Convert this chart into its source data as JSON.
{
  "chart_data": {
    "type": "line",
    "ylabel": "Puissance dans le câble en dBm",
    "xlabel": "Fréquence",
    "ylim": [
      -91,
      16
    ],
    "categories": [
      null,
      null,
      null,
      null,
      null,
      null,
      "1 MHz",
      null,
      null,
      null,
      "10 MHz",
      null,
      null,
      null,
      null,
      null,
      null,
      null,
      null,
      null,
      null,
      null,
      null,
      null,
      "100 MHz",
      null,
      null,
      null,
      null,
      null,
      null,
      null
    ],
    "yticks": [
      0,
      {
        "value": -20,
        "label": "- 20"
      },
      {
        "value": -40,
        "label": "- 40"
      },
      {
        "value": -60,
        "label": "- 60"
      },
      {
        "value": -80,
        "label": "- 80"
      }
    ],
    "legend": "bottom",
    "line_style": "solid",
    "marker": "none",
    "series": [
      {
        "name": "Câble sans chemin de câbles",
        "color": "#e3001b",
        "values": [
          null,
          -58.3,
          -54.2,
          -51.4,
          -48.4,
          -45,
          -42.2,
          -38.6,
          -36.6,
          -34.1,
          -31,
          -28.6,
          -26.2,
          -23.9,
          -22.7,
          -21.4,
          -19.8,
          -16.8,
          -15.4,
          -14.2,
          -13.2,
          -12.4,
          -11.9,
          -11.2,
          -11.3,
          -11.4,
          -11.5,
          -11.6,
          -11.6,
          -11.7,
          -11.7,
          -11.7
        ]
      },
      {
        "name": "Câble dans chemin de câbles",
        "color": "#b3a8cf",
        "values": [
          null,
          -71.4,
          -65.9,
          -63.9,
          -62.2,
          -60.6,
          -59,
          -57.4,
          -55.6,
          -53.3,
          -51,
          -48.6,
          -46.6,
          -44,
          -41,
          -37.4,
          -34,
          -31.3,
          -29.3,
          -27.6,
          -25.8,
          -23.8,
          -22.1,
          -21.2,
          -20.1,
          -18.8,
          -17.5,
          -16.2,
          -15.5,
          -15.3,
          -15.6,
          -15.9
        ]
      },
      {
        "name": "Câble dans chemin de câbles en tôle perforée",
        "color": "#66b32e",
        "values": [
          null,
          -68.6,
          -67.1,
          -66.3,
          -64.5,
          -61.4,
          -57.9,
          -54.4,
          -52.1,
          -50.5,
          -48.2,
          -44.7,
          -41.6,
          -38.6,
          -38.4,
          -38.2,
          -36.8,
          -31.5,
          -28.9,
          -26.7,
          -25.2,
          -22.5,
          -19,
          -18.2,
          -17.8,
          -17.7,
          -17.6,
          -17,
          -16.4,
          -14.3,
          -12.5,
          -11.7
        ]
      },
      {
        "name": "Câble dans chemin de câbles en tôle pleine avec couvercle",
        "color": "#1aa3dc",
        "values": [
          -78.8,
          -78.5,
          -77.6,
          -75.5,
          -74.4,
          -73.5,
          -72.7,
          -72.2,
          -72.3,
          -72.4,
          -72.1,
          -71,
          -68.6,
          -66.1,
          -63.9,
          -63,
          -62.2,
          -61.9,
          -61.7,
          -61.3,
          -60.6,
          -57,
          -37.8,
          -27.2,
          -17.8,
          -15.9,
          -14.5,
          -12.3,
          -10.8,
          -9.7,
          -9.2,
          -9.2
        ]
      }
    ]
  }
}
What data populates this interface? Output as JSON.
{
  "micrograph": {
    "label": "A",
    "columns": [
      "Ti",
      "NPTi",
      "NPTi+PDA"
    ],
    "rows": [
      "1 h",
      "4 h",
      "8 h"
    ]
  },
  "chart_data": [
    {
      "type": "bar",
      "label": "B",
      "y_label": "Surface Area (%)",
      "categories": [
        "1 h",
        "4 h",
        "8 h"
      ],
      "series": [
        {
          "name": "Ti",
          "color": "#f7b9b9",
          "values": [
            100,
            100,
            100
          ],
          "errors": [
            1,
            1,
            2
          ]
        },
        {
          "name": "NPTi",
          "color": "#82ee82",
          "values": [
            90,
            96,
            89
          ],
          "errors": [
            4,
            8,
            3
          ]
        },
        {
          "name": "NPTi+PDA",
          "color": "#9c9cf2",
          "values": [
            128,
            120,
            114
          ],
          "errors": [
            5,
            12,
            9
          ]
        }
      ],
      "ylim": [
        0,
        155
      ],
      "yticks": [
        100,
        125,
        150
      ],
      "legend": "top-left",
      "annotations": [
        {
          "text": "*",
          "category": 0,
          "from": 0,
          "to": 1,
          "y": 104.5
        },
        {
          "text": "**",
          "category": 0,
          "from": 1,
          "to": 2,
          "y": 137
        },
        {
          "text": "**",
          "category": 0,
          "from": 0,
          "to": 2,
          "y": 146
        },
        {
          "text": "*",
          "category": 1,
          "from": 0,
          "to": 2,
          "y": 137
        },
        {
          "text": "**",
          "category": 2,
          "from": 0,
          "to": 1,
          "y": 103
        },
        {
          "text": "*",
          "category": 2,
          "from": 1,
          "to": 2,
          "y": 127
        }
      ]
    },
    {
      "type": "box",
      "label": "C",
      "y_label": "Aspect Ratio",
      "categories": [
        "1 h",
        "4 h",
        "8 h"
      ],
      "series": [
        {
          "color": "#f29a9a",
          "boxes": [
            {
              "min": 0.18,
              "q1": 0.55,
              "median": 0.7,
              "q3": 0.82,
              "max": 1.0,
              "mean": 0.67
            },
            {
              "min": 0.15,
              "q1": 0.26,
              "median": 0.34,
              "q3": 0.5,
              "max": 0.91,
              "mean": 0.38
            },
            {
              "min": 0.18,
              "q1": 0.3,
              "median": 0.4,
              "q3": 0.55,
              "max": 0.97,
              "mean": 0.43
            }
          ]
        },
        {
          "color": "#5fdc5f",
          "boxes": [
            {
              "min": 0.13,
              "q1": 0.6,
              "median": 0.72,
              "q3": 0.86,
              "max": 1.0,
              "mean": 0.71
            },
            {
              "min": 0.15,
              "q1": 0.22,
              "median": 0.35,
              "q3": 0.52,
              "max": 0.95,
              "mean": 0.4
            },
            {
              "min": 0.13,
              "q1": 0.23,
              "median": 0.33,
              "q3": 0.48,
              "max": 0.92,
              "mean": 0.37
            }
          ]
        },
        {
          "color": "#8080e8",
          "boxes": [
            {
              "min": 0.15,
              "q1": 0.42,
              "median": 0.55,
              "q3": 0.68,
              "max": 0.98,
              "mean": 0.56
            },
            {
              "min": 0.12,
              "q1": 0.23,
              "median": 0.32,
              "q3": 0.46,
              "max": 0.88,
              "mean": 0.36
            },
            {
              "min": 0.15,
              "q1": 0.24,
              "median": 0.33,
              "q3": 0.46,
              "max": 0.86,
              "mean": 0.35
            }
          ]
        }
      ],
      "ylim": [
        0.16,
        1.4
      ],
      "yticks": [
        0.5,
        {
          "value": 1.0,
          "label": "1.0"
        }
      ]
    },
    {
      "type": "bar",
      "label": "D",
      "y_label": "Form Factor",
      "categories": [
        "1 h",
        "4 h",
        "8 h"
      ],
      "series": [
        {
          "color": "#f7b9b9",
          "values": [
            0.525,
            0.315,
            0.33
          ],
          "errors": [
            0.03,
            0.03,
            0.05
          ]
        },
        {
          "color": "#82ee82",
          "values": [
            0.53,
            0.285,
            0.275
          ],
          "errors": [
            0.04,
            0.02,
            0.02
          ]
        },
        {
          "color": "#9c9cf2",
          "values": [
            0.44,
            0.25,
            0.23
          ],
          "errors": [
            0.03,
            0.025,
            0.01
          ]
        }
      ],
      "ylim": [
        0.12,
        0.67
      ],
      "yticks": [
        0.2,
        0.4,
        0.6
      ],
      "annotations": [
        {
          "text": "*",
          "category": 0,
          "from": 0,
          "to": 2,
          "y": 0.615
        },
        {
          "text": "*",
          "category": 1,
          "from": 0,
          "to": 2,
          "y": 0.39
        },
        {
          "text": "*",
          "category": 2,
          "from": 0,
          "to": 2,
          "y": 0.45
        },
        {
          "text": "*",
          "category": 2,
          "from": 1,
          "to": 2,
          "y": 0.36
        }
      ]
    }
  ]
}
··········
→ Work to be completed
Each line in the data that holds the string "mean" should be found and copied.

→ Exercise output
              "mean": 0.67
              "mean": 0.38
              "mean": 0.43
              "mean": 0.71
              "mean": 0.4
              "mean": 0.37
              "mean": 0.56
              "mean": 0.36
              "mean": 0.35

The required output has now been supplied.